* _Your goal_
State only the number of lines that include "JSON".
#### Extracted records
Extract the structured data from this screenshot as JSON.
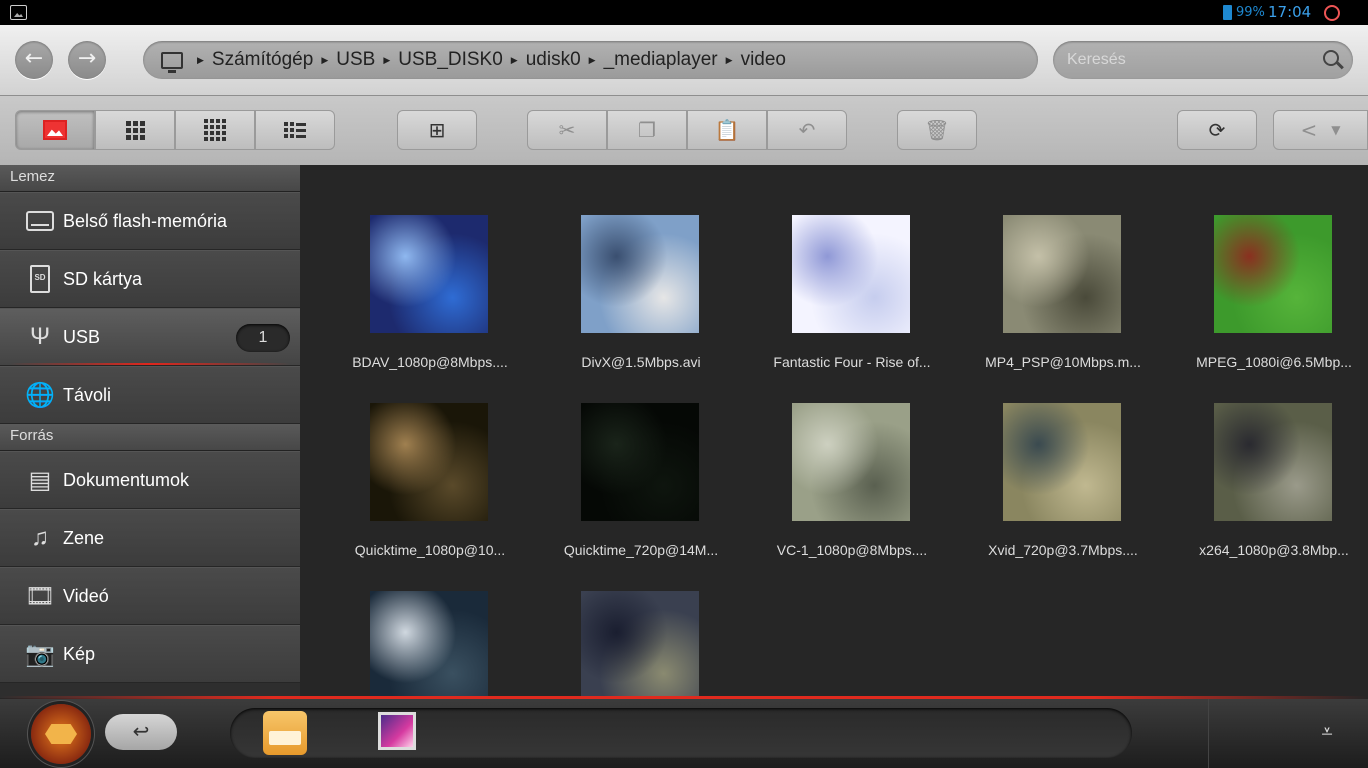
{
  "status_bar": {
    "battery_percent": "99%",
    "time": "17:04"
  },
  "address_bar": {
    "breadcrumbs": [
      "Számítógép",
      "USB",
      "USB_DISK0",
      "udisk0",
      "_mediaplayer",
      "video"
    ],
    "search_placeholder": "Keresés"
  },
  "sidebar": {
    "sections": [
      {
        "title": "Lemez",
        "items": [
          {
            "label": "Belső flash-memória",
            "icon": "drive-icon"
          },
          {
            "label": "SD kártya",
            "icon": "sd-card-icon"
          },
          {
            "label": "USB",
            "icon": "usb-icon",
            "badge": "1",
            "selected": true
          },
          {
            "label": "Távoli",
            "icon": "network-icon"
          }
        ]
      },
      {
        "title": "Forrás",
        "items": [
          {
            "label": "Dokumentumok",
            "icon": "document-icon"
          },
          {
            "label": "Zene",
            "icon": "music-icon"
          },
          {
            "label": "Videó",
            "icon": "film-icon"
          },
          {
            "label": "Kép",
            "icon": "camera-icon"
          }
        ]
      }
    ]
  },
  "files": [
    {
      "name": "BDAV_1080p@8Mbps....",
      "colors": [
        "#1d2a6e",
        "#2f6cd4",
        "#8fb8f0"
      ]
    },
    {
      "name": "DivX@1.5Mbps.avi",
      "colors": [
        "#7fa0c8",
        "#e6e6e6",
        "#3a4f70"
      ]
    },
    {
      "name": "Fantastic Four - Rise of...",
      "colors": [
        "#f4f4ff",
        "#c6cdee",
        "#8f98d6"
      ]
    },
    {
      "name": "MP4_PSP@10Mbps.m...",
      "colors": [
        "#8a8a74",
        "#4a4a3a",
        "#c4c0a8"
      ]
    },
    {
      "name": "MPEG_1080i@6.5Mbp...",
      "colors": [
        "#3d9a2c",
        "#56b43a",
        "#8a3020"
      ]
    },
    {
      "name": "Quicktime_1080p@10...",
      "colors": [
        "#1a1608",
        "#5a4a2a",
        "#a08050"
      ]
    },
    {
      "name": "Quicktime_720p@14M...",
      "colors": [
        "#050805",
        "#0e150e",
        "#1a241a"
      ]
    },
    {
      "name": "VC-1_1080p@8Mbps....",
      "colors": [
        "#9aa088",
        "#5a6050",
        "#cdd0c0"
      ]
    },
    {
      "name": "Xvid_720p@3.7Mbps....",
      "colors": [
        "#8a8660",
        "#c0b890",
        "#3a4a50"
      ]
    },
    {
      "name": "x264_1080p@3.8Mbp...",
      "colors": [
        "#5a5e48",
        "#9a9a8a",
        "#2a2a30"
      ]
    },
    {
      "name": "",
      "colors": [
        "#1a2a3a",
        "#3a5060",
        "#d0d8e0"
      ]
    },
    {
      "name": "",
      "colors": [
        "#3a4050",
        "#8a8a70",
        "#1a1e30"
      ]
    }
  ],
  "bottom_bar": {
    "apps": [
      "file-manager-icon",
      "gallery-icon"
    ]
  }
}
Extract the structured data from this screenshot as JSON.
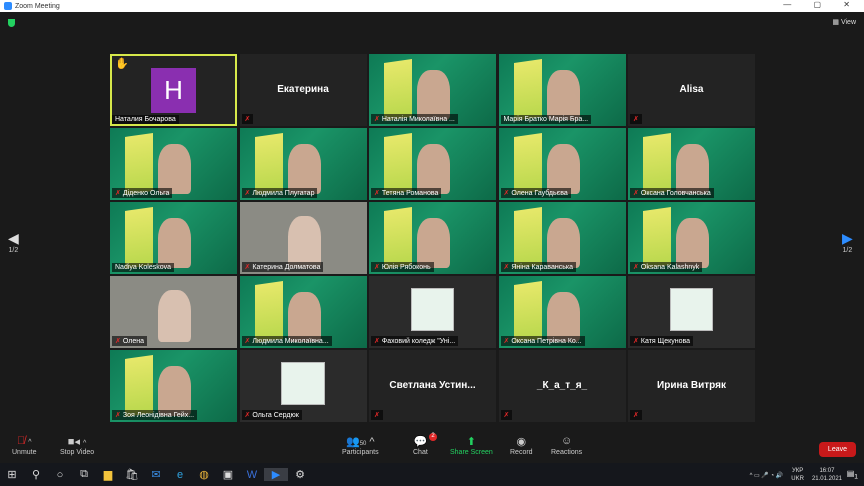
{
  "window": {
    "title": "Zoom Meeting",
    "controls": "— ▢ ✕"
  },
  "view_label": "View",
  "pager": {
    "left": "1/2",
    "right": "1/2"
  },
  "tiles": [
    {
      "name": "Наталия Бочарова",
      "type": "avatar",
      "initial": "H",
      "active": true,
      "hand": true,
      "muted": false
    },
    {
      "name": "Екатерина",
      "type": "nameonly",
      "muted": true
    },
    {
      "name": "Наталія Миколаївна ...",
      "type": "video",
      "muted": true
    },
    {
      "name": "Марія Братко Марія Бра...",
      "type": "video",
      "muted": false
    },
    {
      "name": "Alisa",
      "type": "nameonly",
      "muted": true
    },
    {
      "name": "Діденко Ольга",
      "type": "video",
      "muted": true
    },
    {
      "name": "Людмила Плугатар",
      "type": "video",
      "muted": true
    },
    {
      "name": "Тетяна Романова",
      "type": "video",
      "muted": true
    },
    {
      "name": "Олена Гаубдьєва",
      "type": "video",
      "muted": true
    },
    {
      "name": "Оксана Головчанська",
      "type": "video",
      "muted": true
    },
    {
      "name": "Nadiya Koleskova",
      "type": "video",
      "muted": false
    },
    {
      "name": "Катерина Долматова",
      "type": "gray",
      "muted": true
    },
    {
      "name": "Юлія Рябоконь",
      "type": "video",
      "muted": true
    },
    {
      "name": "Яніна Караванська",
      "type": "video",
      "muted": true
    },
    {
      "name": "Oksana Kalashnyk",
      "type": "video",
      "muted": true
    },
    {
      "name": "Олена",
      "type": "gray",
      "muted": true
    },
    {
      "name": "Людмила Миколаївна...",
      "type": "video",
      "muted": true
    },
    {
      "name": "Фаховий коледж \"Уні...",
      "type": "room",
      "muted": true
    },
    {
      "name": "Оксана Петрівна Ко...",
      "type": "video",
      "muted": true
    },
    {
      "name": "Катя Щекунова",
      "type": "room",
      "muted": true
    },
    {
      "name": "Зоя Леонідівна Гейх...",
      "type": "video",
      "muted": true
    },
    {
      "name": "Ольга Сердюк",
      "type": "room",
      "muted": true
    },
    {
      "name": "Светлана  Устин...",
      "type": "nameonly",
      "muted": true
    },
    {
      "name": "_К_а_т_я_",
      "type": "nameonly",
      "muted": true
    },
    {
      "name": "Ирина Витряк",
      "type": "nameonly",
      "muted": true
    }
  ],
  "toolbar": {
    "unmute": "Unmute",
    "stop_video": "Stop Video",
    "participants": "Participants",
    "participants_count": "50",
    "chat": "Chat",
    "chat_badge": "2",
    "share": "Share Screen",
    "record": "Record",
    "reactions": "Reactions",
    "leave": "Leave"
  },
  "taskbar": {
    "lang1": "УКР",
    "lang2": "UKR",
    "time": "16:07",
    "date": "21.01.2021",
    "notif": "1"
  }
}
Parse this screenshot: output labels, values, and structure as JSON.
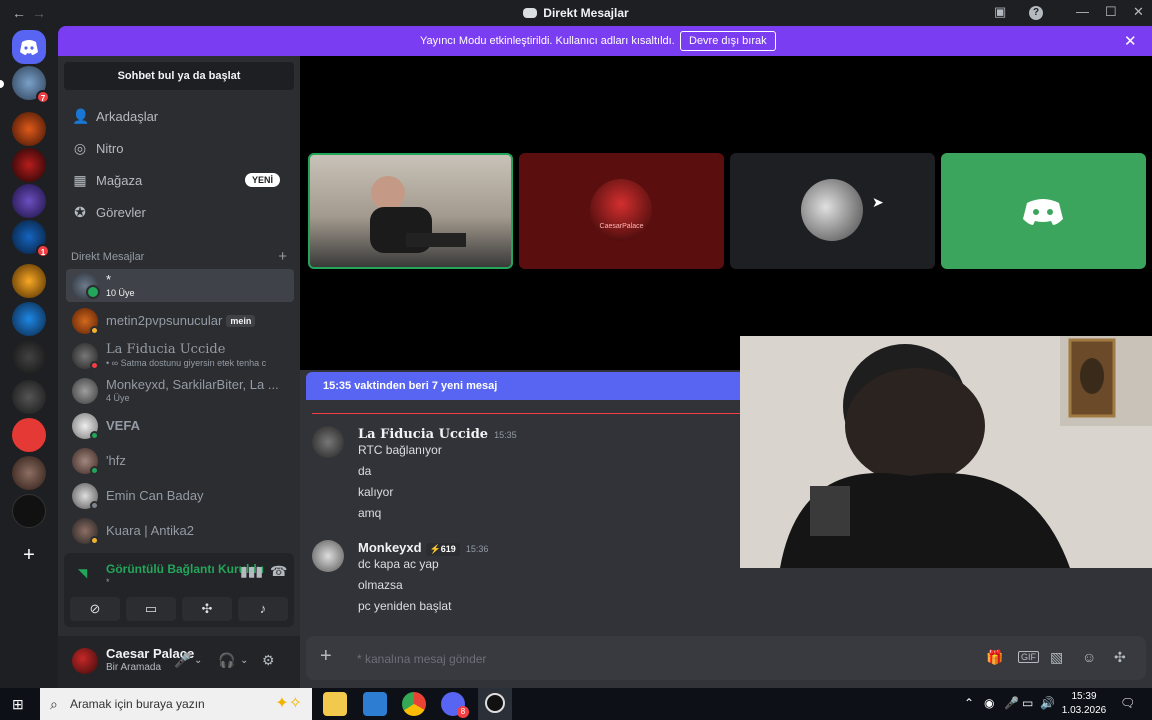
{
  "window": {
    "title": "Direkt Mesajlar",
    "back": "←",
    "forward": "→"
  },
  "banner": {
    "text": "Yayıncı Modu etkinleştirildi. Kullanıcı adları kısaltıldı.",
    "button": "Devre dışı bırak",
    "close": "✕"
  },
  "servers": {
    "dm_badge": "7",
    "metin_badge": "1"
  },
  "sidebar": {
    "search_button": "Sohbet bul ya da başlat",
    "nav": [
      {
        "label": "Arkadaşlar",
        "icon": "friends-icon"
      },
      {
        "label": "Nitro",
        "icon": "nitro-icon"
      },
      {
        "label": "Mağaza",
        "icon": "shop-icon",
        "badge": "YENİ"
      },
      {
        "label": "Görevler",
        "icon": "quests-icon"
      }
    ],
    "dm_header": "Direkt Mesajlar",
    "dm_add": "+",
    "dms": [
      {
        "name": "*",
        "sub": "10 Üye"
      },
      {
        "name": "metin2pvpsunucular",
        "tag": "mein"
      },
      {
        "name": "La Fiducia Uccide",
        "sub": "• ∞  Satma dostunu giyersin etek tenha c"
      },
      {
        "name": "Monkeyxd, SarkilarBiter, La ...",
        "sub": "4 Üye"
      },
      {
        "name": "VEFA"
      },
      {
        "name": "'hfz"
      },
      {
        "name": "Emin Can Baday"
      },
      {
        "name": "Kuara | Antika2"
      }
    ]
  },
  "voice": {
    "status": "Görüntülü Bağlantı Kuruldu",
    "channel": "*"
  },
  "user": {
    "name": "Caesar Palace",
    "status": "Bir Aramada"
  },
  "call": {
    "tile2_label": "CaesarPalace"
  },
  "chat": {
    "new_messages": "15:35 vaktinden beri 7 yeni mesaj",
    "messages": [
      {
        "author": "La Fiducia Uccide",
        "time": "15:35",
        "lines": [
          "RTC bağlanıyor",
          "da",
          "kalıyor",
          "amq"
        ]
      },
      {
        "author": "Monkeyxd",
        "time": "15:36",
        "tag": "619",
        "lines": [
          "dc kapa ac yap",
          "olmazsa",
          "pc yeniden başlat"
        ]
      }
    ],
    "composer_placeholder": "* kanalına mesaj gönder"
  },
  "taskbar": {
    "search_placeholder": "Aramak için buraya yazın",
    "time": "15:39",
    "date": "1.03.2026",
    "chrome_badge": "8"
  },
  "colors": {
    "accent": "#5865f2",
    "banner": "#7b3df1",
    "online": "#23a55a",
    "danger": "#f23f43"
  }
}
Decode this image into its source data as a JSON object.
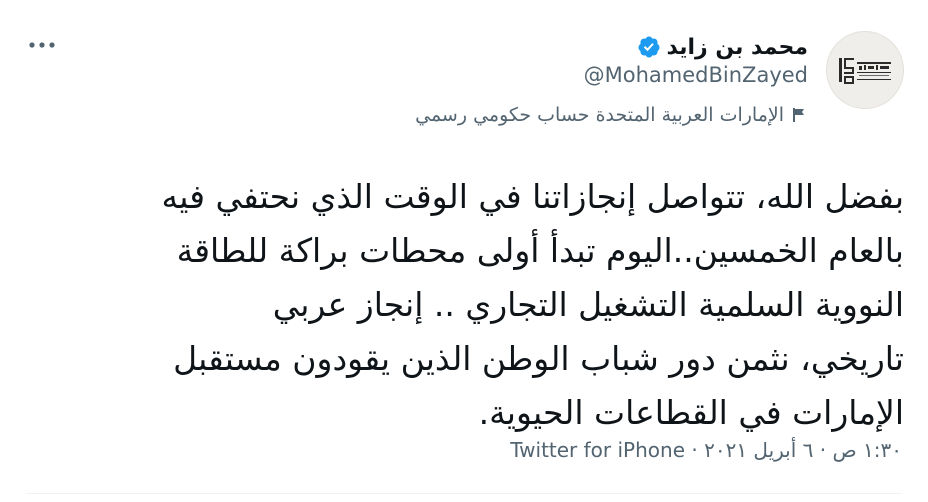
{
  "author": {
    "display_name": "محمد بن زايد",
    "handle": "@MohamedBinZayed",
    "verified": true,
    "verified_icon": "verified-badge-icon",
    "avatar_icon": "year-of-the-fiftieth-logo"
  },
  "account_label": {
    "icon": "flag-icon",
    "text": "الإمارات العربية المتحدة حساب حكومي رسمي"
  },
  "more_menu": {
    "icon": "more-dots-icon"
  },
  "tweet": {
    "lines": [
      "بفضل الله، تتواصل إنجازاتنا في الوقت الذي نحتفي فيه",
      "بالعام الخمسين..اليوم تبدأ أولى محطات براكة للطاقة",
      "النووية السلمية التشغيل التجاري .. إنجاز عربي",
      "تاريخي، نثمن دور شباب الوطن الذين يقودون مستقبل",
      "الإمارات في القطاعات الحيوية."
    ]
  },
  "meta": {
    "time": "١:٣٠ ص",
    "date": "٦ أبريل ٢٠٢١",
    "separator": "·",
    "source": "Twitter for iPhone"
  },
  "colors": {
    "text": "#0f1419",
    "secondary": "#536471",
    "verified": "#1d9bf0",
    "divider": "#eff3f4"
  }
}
########
* _Answer below_
4